STATED TASK
Repeat each entry in full, exactly.

:: DATASET EXTRACT ::

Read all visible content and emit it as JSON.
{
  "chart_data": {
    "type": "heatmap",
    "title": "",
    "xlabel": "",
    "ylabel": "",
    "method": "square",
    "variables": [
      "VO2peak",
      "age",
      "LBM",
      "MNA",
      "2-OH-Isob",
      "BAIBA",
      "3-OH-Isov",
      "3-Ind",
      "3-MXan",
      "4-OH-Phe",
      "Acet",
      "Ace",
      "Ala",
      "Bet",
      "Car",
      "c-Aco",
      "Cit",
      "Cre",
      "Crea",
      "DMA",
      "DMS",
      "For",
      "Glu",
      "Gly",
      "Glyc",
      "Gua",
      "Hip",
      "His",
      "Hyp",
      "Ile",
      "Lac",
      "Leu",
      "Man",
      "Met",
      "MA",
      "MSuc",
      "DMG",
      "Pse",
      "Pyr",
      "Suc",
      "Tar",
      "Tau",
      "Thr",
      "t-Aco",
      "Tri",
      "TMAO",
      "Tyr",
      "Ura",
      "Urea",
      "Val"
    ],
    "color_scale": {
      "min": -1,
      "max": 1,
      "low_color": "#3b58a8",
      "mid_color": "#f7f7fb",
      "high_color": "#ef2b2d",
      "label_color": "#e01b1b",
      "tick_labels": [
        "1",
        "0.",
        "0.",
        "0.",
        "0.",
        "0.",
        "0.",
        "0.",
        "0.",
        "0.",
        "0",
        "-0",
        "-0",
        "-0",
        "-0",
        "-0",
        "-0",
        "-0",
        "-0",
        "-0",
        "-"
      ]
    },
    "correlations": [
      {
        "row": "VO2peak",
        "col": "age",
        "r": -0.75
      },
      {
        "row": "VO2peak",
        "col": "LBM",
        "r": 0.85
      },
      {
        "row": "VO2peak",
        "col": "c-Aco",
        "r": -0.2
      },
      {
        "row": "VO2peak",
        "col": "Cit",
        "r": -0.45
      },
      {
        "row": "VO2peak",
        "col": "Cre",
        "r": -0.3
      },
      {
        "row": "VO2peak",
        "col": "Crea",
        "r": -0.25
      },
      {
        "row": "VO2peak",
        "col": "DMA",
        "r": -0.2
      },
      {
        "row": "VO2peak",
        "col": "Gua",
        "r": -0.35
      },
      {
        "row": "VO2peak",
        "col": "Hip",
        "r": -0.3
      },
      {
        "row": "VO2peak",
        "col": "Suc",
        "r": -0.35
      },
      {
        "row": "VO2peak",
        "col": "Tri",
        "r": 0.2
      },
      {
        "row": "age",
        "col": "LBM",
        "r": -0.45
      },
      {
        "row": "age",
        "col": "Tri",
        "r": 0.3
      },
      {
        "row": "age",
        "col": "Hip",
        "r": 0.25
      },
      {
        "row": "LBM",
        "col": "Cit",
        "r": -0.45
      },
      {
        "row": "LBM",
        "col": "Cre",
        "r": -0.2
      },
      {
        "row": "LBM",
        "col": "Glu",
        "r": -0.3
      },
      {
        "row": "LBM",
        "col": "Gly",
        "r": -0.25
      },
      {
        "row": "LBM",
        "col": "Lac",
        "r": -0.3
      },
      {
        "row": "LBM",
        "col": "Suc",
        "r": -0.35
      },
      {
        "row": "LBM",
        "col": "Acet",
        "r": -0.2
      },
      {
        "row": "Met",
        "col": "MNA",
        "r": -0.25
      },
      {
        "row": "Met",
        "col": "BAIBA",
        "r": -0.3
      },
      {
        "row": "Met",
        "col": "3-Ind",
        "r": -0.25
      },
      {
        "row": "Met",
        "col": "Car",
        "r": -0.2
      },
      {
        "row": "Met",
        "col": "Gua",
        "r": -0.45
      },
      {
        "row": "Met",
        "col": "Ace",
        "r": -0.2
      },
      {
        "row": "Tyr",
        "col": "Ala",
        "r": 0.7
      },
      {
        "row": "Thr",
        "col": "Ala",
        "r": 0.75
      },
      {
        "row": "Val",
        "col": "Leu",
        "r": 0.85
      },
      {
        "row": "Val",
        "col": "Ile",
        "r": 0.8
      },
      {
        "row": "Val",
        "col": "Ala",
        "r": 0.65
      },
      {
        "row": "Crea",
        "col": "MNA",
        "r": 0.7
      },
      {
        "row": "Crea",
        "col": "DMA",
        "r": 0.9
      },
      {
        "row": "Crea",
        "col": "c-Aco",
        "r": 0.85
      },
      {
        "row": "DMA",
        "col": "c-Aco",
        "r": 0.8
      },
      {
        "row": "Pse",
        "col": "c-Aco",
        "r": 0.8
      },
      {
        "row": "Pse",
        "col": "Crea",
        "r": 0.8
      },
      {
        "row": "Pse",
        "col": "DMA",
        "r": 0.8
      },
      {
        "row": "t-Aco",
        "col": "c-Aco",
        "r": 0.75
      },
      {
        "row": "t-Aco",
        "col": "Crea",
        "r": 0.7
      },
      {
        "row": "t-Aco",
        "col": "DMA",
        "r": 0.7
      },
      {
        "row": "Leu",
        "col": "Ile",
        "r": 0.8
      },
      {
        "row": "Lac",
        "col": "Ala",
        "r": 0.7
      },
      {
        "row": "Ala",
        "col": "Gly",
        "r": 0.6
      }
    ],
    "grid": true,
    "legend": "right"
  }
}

:::

RESPONSE TO THIS TASK
Read all visible content and emit it as JSON.
{
  "chart_data": {
    "type": "heatmap",
    "title": "",
    "xlabel": "",
    "ylabel": "",
    "method": "square",
    "variables": [
      "VO2peak",
      "age",
      "LBM",
      "MNA",
      "2-OH-Isob",
      "BAIBA",
      "3-OH-Isov",
      "3-Ind",
      "3-MXan",
      "4-OH-Phe",
      "Acet",
      "Ace",
      "Ala",
      "Bet",
      "Car",
      "c-Aco",
      "Cit",
      "Cre",
      "Crea",
      "DMA",
      "DMS",
      "For",
      "Glu",
      "Gly",
      "Glyc",
      "Gua",
      "Hip",
      "His",
      "Hyp",
      "Ile",
      "Lac",
      "Leu",
      "Man",
      "Met",
      "MA",
      "MSuc",
      "DMG",
      "Pse",
      "Pyr",
      "Suc",
      "Tar",
      "Tau",
      "Thr",
      "t-Aco",
      "Tri",
      "TMAO",
      "Tyr",
      "Ura",
      "Urea",
      "Val"
    ],
    "color_scale": {
      "min": -1,
      "max": 1,
      "low_color": "#3b58a8",
      "mid_color": "#f7f7fb",
      "high_color": "#ef2b2d",
      "label_color": "#e01b1b",
      "tick_labels": [
        "1",
        "0.",
        "0.",
        "0.",
        "0.",
        "0.",
        "0.",
        "0.",
        "0.",
        "0.",
        "0",
        "-0",
        "-0",
        "-0",
        "-0",
        "-0",
        "-0",
        "-0",
        "-0",
        "-0",
        "-"
      ]
    },
    "correlations": [
      {
        "row": "VO2peak",
        "col": "age",
        "r": -0.75
      },
      {
        "row": "VO2peak",
        "col": "LBM",
        "r": 0.85
      },
      {
        "row": "VO2peak",
        "col": "c-Aco",
        "r": -0.2
      },
      {
        "row": "VO2peak",
        "col": "Cit",
        "r": -0.45
      },
      {
        "row": "VO2peak",
        "col": "Cre",
        "r": -0.3
      },
      {
        "row": "VO2peak",
        "col": "Crea",
        "r": -0.25
      },
      {
        "row": "VO2peak",
        "col": "DMA",
        "r": -0.2
      },
      {
        "row": "VO2peak",
        "col": "Gua",
        "r": -0.35
      },
      {
        "row": "VO2peak",
        "col": "Hip",
        "r": -0.3
      },
      {
        "row": "VO2peak",
        "col": "Suc",
        "r": -0.35
      },
      {
        "row": "VO2peak",
        "col": "Tri",
        "r": 0.2
      },
      {
        "row": "age",
        "col": "LBM",
        "r": -0.45
      },
      {
        "row": "age",
        "col": "Tri",
        "r": 0.3
      },
      {
        "row": "age",
        "col": "Hip",
        "r": 0.25
      },
      {
        "row": "LBM",
        "col": "Cit",
        "r": -0.45
      },
      {
        "row": "LBM",
        "col": "Cre",
        "r": -0.2
      },
      {
        "row": "LBM",
        "col": "Glu",
        "r": -0.3
      },
      {
        "row": "LBM",
        "col": "Gly",
        "r": -0.25
      },
      {
        "row": "LBM",
        "col": "Lac",
        "r": -0.3
      },
      {
        "row": "LBM",
        "col": "Suc",
        "r": -0.35
      },
      {
        "row": "LBM",
        "col": "Acet",
        "r": -0.2
      },
      {
        "row": "Met",
        "col": "MNA",
        "r": -0.25
      },
      {
        "row": "Met",
        "col": "BAIBA",
        "r": -0.3
      },
      {
        "row": "Met",
        "col": "3-Ind",
        "r": -0.25
      },
      {
        "row": "Met",
        "col": "Car",
        "r": -0.2
      },
      {
        "row": "Met",
        "col": "Gua",
        "r": -0.45
      },
      {
        "row": "Met",
        "col": "Ace",
        "r": -0.2
      },
      {
        "row": "Tyr",
        "col": "Ala",
        "r": 0.7
      },
      {
        "row": "Thr",
        "col": "Ala",
        "r": 0.75
      },
      {
        "row": "Val",
        "col": "Leu",
        "r": 0.85
      },
      {
        "row": "Val",
        "col": "Ile",
        "r": 0.8
      },
      {
        "row": "Val",
        "col": "Ala",
        "r": 0.65
      },
      {
        "row": "Crea",
        "col": "MNA",
        "r": 0.7
      },
      {
        "row": "Crea",
        "col": "DMA",
        "r": 0.9
      },
      {
        "row": "Crea",
        "col": "c-Aco",
        "r": 0.85
      },
      {
        "row": "DMA",
        "col": "c-Aco",
        "r": 0.8
      },
      {
        "row": "Pse",
        "col": "c-Aco",
        "r": 0.8
      },
      {
        "row": "Pse",
        "col": "Crea",
        "r": 0.8
      },
      {
        "row": "Pse",
        "col": "DMA",
        "r": 0.8
      },
      {
        "row": "t-Aco",
        "col": "c-Aco",
        "r": 0.75
      },
      {
        "row": "t-Aco",
        "col": "Crea",
        "r": 0.7
      },
      {
        "row": "t-Aco",
        "col": "DMA",
        "r": 0.7
      },
      {
        "row": "Leu",
        "col": "Ile",
        "r": 0.8
      },
      {
        "row": "Lac",
        "col": "Ala",
        "r": 0.7
      },
      {
        "row": "Ala",
        "col": "Gly",
        "r": 0.6
      }
    ],
    "grid": true,
    "legend": "right"
  }
}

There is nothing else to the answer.